Task statement:
Output an exact reproduction of the data.

Input:
>>>

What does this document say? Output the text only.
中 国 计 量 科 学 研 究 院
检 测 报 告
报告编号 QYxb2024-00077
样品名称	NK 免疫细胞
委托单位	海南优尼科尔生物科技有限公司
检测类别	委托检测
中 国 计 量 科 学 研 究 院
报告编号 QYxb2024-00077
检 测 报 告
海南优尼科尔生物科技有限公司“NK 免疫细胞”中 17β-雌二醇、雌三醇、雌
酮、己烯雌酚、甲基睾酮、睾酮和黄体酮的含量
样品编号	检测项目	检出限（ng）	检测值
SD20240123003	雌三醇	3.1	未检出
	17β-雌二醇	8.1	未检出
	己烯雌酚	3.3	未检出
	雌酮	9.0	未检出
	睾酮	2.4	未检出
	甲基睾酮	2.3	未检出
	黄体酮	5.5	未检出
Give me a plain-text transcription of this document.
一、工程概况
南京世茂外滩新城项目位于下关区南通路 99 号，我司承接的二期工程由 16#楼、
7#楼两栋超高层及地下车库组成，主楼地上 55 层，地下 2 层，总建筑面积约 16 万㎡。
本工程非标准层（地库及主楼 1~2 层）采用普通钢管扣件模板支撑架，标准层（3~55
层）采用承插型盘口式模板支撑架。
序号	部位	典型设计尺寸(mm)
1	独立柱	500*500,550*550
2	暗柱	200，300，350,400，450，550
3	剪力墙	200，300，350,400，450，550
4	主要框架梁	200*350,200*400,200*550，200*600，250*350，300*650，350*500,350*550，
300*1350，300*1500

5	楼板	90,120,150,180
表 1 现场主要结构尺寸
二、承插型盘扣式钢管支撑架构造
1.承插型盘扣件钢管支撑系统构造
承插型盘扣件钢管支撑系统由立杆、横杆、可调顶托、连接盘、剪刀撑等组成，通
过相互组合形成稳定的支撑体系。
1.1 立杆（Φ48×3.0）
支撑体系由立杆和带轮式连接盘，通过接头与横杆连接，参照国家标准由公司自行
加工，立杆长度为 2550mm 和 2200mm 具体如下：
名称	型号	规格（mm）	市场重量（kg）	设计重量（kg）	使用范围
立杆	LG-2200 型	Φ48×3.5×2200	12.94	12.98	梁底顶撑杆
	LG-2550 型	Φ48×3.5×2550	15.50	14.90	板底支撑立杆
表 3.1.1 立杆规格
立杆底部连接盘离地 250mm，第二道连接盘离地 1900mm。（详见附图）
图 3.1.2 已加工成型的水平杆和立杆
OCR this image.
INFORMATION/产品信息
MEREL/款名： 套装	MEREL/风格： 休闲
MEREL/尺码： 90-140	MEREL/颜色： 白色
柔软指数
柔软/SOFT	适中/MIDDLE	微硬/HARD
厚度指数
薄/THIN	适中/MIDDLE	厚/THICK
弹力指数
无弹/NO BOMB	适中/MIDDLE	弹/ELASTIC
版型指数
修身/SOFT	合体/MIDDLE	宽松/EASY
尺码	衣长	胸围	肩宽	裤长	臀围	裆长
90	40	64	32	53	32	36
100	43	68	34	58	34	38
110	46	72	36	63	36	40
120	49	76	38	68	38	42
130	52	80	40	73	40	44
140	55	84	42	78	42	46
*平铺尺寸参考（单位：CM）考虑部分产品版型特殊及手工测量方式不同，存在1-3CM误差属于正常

<<<

Full response:
What does this document say? Output the text only.
中 国 计 量 科 学 研 究 院
检 测 报 告
报告编号 QYxb2024-00077
样品名称	NK 免疫细胞
委托单位	海南优尼科尔生物科技有限公司
检测类别	委托检测
中 国 计 量 科 学 研 究 院
报告编号 QYxb2024-00077
检 测 报 告
海南优尼科尔生物科技有限公司“NK 免疫细胞”中 17β-雌二醇、雌三醇、雌
酮、己烯雌酚、甲基睾酮、睾酮和黄体酮的含量
样品编号	检测项目	检出限（ng）	检测值
SD20240123003	雌三醇	3.1	未检出
	17β-雌二醇	8.1	未检出
	己烯雌酚	3.3	未检出
	雌酮	9.0	未检出
	睾酮	2.4	未检出
	甲基睾酮	2.3	未检出
	黄体酮	5.5	未检出
Give me a plain-text transcription of this document.
一、工程概况
南京世茂外滩新城项目位于下关区南通路 99 号，我司承接的二期工程由 16#楼、
7#楼两栋超高层及地下车库组成，主楼地上 55 层，地下 2 层，总建筑面积约 16 万㎡。
本工程非标准层（地库及主楼 1~2 层）采用普通钢管扣件模板支撑架，标准层（3~55
层）采用承插型盘口式模板支撑架。
序号	部位	典型设计尺寸(mm)
1	独立柱	500*500,550*550
2	暗柱	200，300，350,400，450，550
3	剪力墙	200，300，350,400，450，550
4	主要框架梁	200*350,200*400,200*550，200*600，250*350，300*650，350*500,350*550，
300*1350，300*1500

5	楼板	90,120,150,180
表 1 现场主要结构尺寸
二、承插型盘扣式钢管支撑架构造
1.承插型盘扣件钢管支撑系统构造
承插型盘扣件钢管支撑系统由立杆、横杆、可调顶托、连接盘、剪刀撑等组成，通
过相互组合形成稳定的支撑体系。
1.1 立杆（Φ48×3.0）
支撑体系由立杆和带轮式连接盘，通过接头与横杆连接，参照国家标准由公司自行
加工，立杆长度为 2550mm 和 2200mm 具体如下：
名称	型号	规格（mm）	市场重量（kg）	设计重量（kg）	使用范围
立杆	LG-2200 型	Φ48×3.5×2200	12.94	12.98	梁底顶撑杆
	LG-2550 型	Φ48×3.5×2550	15.50	14.90	板底支撑立杆
表 3.1.1 立杆规格
立杆底部连接盘离地 250mm，第二道连接盘离地 1900mm。（详见附图）
图 3.1.2 已加工成型的水平杆和立杆
OCR this image.
INFORMATION/产品信息
MEREL/款名： 套装	MEREL/风格： 休闲
MEREL/尺码： 90-140	MEREL/颜色： 白色
柔软指数
柔软/SOFT	适中/MIDDLE	微硬/HARD
厚度指数
薄/THIN	适中/MIDDLE	厚/THICK
弹力指数
无弹/NO BOMB	适中/MIDDLE	弹/ELASTIC
版型指数
修身/SOFT	合体/MIDDLE	宽松/EASY
尺码	衣长	胸围	肩宽	裤长	臀围	裆长
90	40	64	32	53	32	36
100	43	68	34	58	34	38
110	46	72	36	63	36	40
120	49	76	38	68	38	42
130	52	80	40	73	40	44
140	55	84	42	78	42	46
*平铺尺寸参考（单位：CM）考虑部分产品版型特殊及手工测量方式不同，存在1-3CM误差属于正常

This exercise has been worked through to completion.